Stored rows:
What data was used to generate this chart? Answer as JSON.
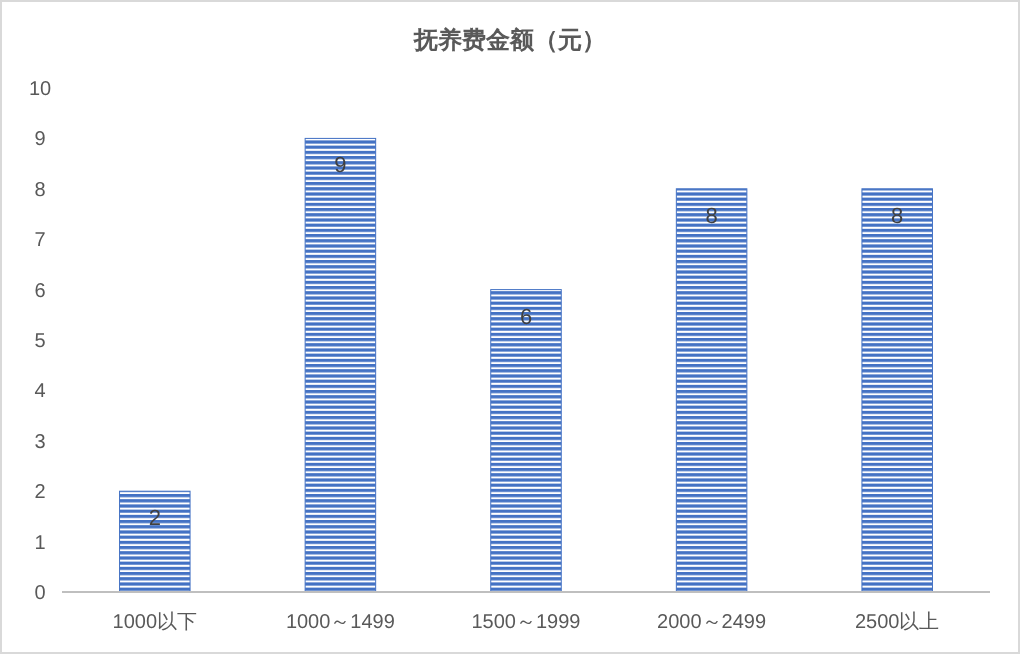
{
  "chart_data": {
    "type": "bar",
    "title": "抚养费金额（元）",
    "categories": [
      "1000以下",
      "1000～1499",
      "1500～1999",
      "2000～2499",
      "2500以上"
    ],
    "values": [
      2,
      9,
      6,
      8,
      8
    ],
    "color": "#4472c4",
    "ylim": [
      0,
      10
    ],
    "yticks": [
      0,
      1,
      2,
      3,
      4,
      5,
      6,
      7,
      8,
      9,
      10
    ],
    "grid": false,
    "data_labels": true
  }
}
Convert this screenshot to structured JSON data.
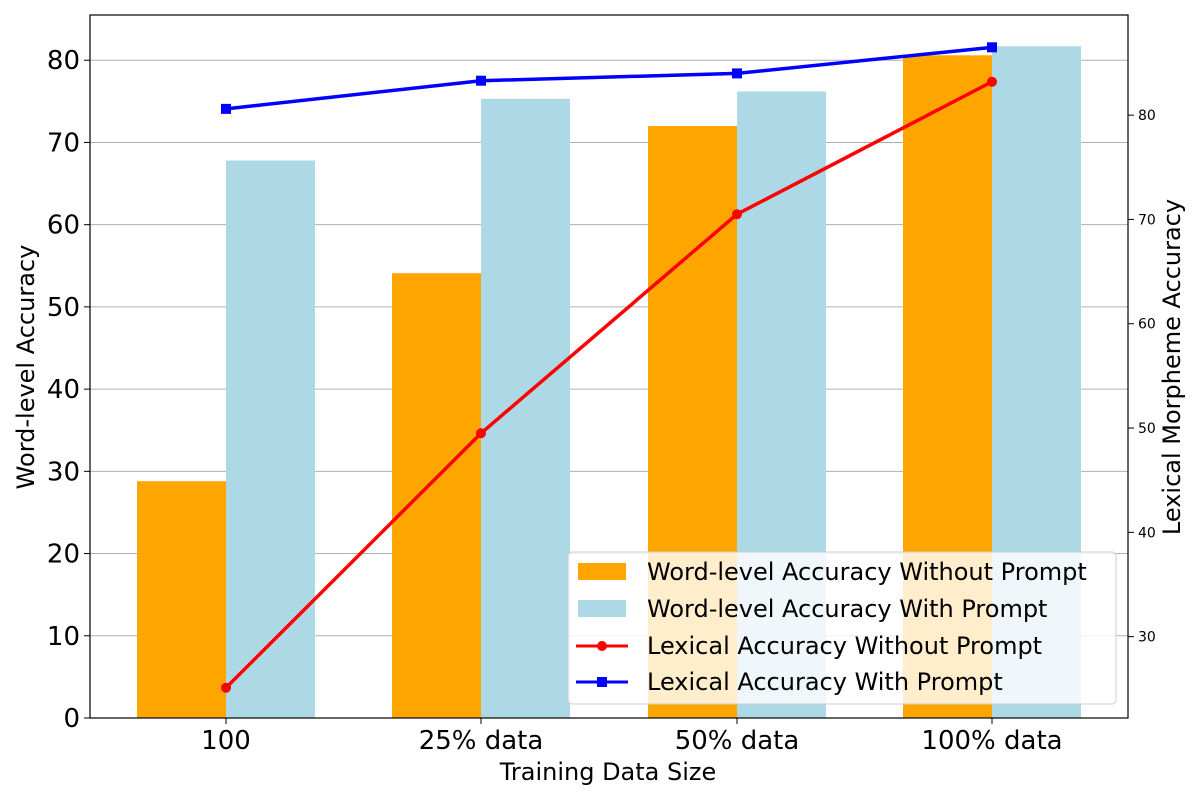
{
  "chart_data": {
    "type": "bar",
    "categories": [
      "100",
      "25% data",
      "50% data",
      "100% data"
    ],
    "xlabel": "Training Data Size",
    "ylabel": "Word-level Accuracy",
    "y2label": "Lexical Morpheme Accuracy",
    "ylim": [
      0,
      85.5
    ],
    "y2lim": [
      22.2,
      89.6
    ],
    "yticks": [
      "0",
      "10",
      "20",
      "30",
      "40",
      "50",
      "60",
      "70",
      "80"
    ],
    "y2ticks": [
      "30",
      "40",
      "50",
      "60",
      "70",
      "80"
    ],
    "grid": true,
    "legend_position": "bottom-right",
    "bar_series": [
      {
        "name": "Word-level Accuracy Without Prompt",
        "color": "#FFA500",
        "values": [
          28.8,
          54.1,
          72.0,
          80.6
        ]
      },
      {
        "name": "Word-level Accuracy With Prompt",
        "color": "#ADD8E6",
        "values": [
          67.8,
          75.3,
          76.2,
          81.7
        ]
      }
    ],
    "line_series": [
      {
        "name": "Lexical Accuracy Without Prompt",
        "color": "#FF0000",
        "marker": "circle",
        "axis": "right",
        "values": [
          25.1,
          49.5,
          70.5,
          83.2
        ]
      },
      {
        "name": "Lexical Accuracy With Prompt",
        "color": "#0000FF",
        "marker": "square",
        "axis": "right",
        "values": [
          80.6,
          83.3,
          84.0,
          86.5
        ]
      }
    ]
  }
}
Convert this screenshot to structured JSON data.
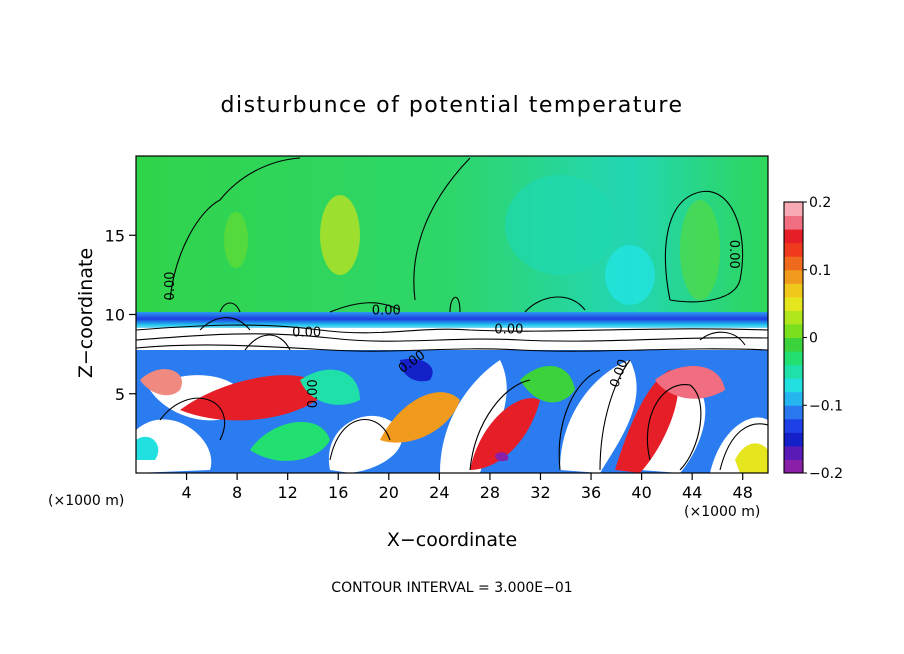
{
  "chart_data": {
    "type": "heatmap",
    "title": "disturbunce of potential temperature",
    "xlabel": "X−coordinate",
    "ylabel": "Z−coordinate",
    "x_unit_left": "(×1000 m)",
    "x_unit_right": "(×1000 m)",
    "xlim": [
      0,
      50
    ],
    "ylim": [
      0,
      20
    ],
    "x_ticks": [
      4,
      8,
      12,
      16,
      20,
      24,
      28,
      32,
      36,
      40,
      44,
      48
    ],
    "y_ticks": [
      5,
      10,
      15
    ],
    "colorbar": {
      "range": [
        -0.2,
        0.2
      ],
      "ticks": [
        {
          "value": 0.2,
          "label": "0.2"
        },
        {
          "value": 0.1,
          "label": "0.1"
        },
        {
          "value": 0.0,
          "label": "0"
        },
        {
          "value": -0.1,
          "label": "−0.1"
        },
        {
          "value": -0.2,
          "label": "−0.2"
        }
      ],
      "colors": [
        "#8a1fa8",
        "#5a1ab8",
        "#1420c8",
        "#1e40e6",
        "#2a78f0",
        "#25b6f0",
        "#22e0e0",
        "#1ee0a8",
        "#22e070",
        "#3cd23c",
        "#7ae01e",
        "#b0e61c",
        "#e6e61e",
        "#f0c81c",
        "#f09a1e",
        "#f06a1e",
        "#f03a1e",
        "#e61e28",
        "#f06e80",
        "#f8aab4"
      ]
    },
    "contour_labels": [
      {
        "x": 19.8,
        "z": 10.0,
        "text": "0.00",
        "rotate": 0
      },
      {
        "x": 3.0,
        "z": 11.8,
        "text": "0.00",
        "rotate": -90
      },
      {
        "x": 47.0,
        "z": 13.8,
        "text": "0.00",
        "rotate": 90
      },
      {
        "x": 14.3,
        "z": 5.0,
        "text": "0.00",
        "rotate": -90
      },
      {
        "x": 22.0,
        "z": 6.8,
        "text": "0.00",
        "rotate": -35
      },
      {
        "x": 13.5,
        "z": 8.6,
        "text": "0.00",
        "rotate": 0
      },
      {
        "x": 29.5,
        "z": 8.8,
        "text": "0.00",
        "rotate": 0
      },
      {
        "x": 38.5,
        "z": 6.2,
        "text": "0.00",
        "rotate": -70
      }
    ],
    "footer": "CONTOUR INTERVAL = 3.000E−01"
  }
}
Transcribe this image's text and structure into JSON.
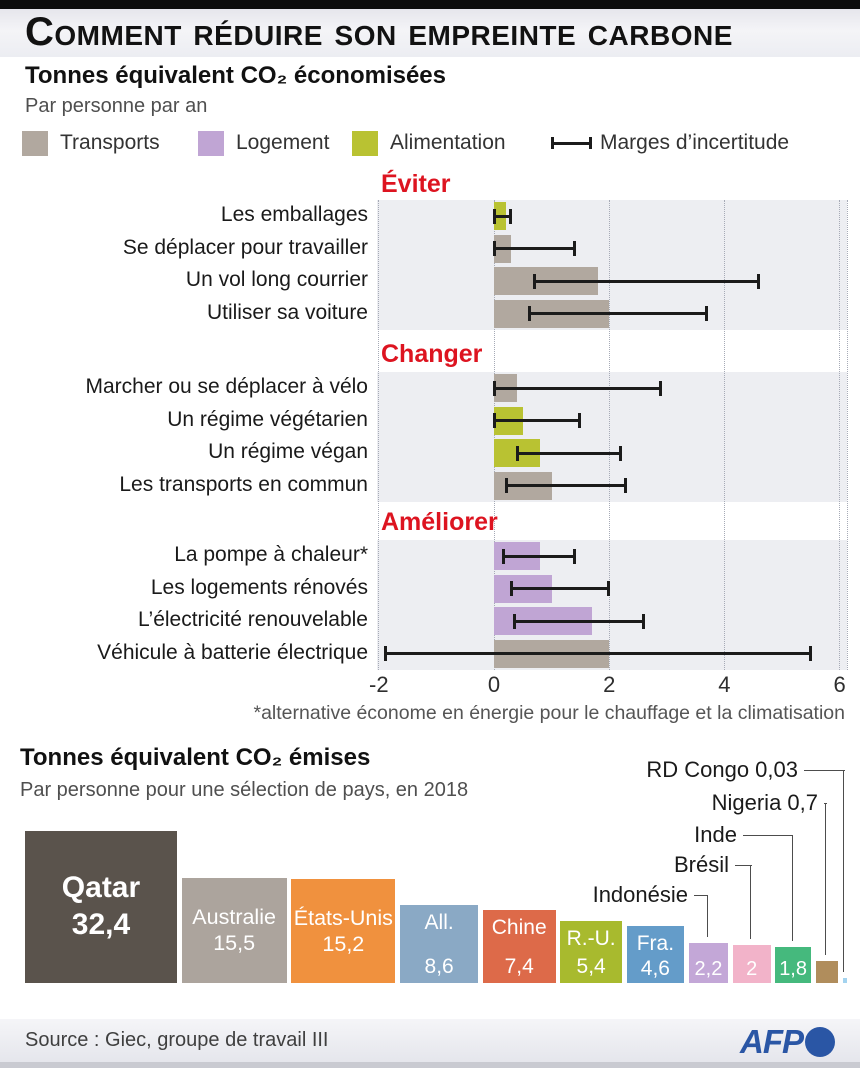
{
  "header": {
    "title": "Comment réduire son empreinte carbone"
  },
  "footer": {
    "source": "Source : Giec, groupe de travail III",
    "logo_text": "AFP",
    "logo_color": "#2a56a5"
  },
  "accent": {
    "heading_color": "#dd1420",
    "error_bar_color": "#1b1b1b"
  },
  "chart_data": [
    {
      "type": "bar",
      "orientation": "horizontal",
      "title": "Tonnes équivalent CO₂ économisées",
      "subtitle": "Par personne par an",
      "unit": "tonnes CO₂ eq / personne / an",
      "xlim": [
        -2,
        6.1
      ],
      "xticks": [
        -2,
        0,
        2,
        4,
        6
      ],
      "xtick_labels": [
        "-2",
        "0",
        "2",
        "4",
        "6"
      ],
      "grid": "dotted-vertical",
      "footnote": "*alternative économe en énergie pour le chauffage et la climatisation",
      "category_colors": {
        "Transports": "#b1a89f",
        "Logement": "#c0a5d4",
        "Alimentation": "#b9c232"
      },
      "legend": [
        {
          "label": "Transports",
          "category": "Transports"
        },
        {
          "label": "Logement",
          "category": "Logement"
        },
        {
          "label": "Alimentation",
          "category": "Alimentation"
        },
        {
          "label": "Marges d’incertitude",
          "category": "uncertainty"
        }
      ],
      "groups": [
        {
          "label": "Éviter",
          "rows": [
            {
              "label": "Les emballages",
              "category": "Alimentation",
              "value": 0.2,
              "err_lo": 0.0,
              "err_hi": 0.3
            },
            {
              "label": "Se déplacer pour travailler",
              "category": "Transports",
              "value": 0.3,
              "err_lo": 0.0,
              "err_hi": 1.4
            },
            {
              "label": "Un vol long courrier",
              "category": "Transports",
              "value": 1.8,
              "err_lo": 0.7,
              "err_hi": 4.6
            },
            {
              "label": "Utiliser sa voiture",
              "category": "Transports",
              "value": 2.0,
              "err_lo": 0.6,
              "err_hi": 3.7
            }
          ]
        },
        {
          "label": "Changer",
          "rows": [
            {
              "label": "Marcher ou se déplacer à vélo",
              "category": "Transports",
              "value": 0.4,
              "err_lo": 0.0,
              "err_hi": 2.9
            },
            {
              "label": "Un régime végétarien",
              "category": "Alimentation",
              "value": 0.5,
              "err_lo": 0.0,
              "err_hi": 1.5
            },
            {
              "label": "Un régime végan",
              "category": "Alimentation",
              "value": 0.8,
              "err_lo": 0.4,
              "err_hi": 2.2
            },
            {
              "label": "Les transports en commun",
              "category": "Transports",
              "value": 1.0,
              "err_lo": 0.2,
              "err_hi": 2.3
            }
          ]
        },
        {
          "label": "Améliorer",
          "rows": [
            {
              "label": "La pompe à chaleur*",
              "category": "Logement",
              "value": 0.8,
              "err_lo": 0.15,
              "err_hi": 1.4
            },
            {
              "label": "Les logements rénovés",
              "category": "Logement",
              "value": 1.0,
              "err_lo": 0.3,
              "err_hi": 2.0
            },
            {
              "label": "L’électricité renouvelable",
              "category": "Logement",
              "value": 1.7,
              "err_lo": 0.35,
              "err_hi": 2.6
            },
            {
              "label": "Véhicule à batterie électrique",
              "category": "Transports",
              "value": 2.0,
              "err_lo": -1.9,
              "err_hi": 5.5
            }
          ]
        }
      ]
    },
    {
      "type": "bar",
      "orientation": "vertical",
      "scale": "sqrt-area",
      "title": "Tonnes équivalent CO₂ émises",
      "subtitle": "Par personne pour une sélection de pays, en 2018",
      "bars": [
        {
          "label": "Qatar",
          "value": 32.4,
          "display": "32,4",
          "color": "#5a534c"
        },
        {
          "label": "Australie",
          "value": 15.5,
          "display": "15,5",
          "color": "#aca49d"
        },
        {
          "label": "États-Unis",
          "value": 15.2,
          "display": "15,2",
          "color": "#f0913e"
        },
        {
          "label": "All.",
          "value": 8.6,
          "display": "8,6",
          "color": "#8aa9c5"
        },
        {
          "label": "Chine",
          "value": 7.4,
          "display": "7,4",
          "color": "#dd6a49"
        },
        {
          "label": "R.-U.",
          "value": 5.4,
          "display": "5,4",
          "color": "#a8ba2e"
        },
        {
          "label": "Fra.",
          "value": 4.6,
          "display": "4,6",
          "color": "#649cc9"
        },
        {
          "label": "Indonésie",
          "value": 2.2,
          "display": "2,2",
          "color": "#c3a7d7",
          "callout": "Indonésie"
        },
        {
          "label": "Brésil",
          "value": 2.0,
          "display": "2",
          "color": "#f2b3c9",
          "callout": "Brésil"
        },
        {
          "label": "Inde",
          "value": 1.8,
          "display": "1,8",
          "color": "#45b97d",
          "callout": "Inde"
        },
        {
          "label": "Nigeria",
          "value": 0.7,
          "display": "0,7",
          "color": "#b08d5c",
          "callout": "Nigeria 0,7"
        },
        {
          "label": "RD Congo",
          "value": 0.03,
          "display": "0,03",
          "color": "#a3d3ef",
          "callout": "RD Congo 0,03"
        }
      ]
    }
  ]
}
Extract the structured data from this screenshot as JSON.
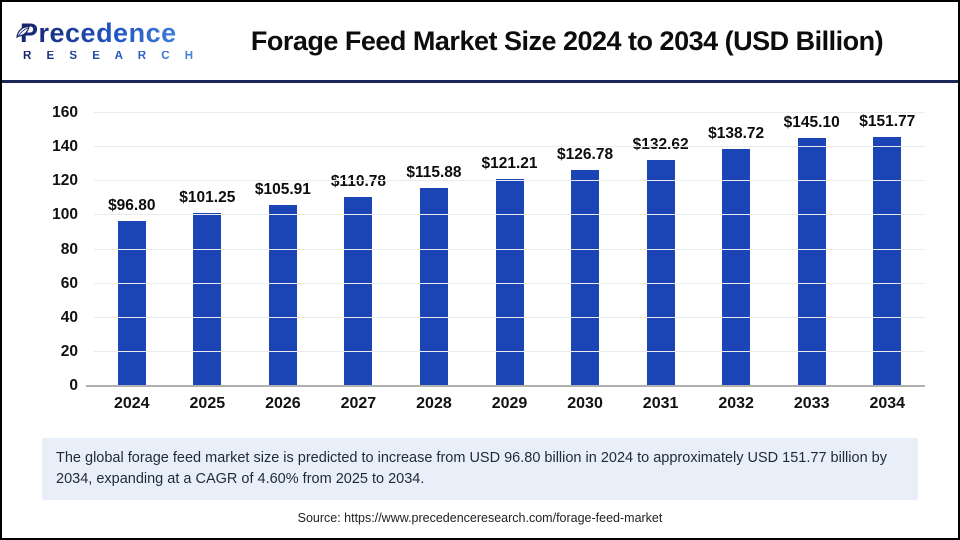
{
  "header": {
    "logo_line1": "Precedence",
    "logo_line2": "R E S E A R C H",
    "title": "Forage Feed Market Size 2024 to 2034 (USD Billion)"
  },
  "chart_data": {
    "type": "bar",
    "title": "Forage Feed Market Size 2024 to 2034 (USD Billion)",
    "categories": [
      "2024",
      "2025",
      "2026",
      "2027",
      "2028",
      "2029",
      "2030",
      "2031",
      "2032",
      "2033",
      "2034"
    ],
    "values": [
      96.8,
      101.25,
      105.91,
      110.78,
      115.88,
      121.21,
      126.78,
      132.62,
      138.72,
      145.1,
      151.77
    ],
    "value_labels": [
      "$96.80",
      "$101.25",
      "$105.91",
      "$110.78",
      "$115.88",
      "$121.21",
      "$126.78",
      "$132.62",
      "$138.72",
      "$145.10",
      "$151.77"
    ],
    "xlabel": "",
    "ylabel": "",
    "ylim": [
      0,
      160
    ],
    "yticks": [
      0,
      20,
      40,
      60,
      80,
      100,
      120,
      140,
      160
    ],
    "grid": true,
    "legend": "none",
    "bar_color": "#1b45b4"
  },
  "summary": {
    "text": "The global forage feed market size is predicted to increase from USD 96.80 billion in 2024 to approximately USD 151.77 billion by 2034, expanding at a CAGR of 4.60% from 2025 to 2034."
  },
  "source": {
    "text": "Source: https://www.precedenceresearch.com/forage-feed-market"
  },
  "colors": {
    "bar": "#1b45b4",
    "header_divider": "#1b2556",
    "summary_bg": "#e9eff9",
    "gridline": "#ebebeb",
    "axis_line": "#b0b0b0"
  }
}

What is being asked:
From the entries above, return each line with the word "coordinate" in it.

Answer to this problem:
    "xlabel": "X−coordinate",
    "ylabel": "Z−coordinate",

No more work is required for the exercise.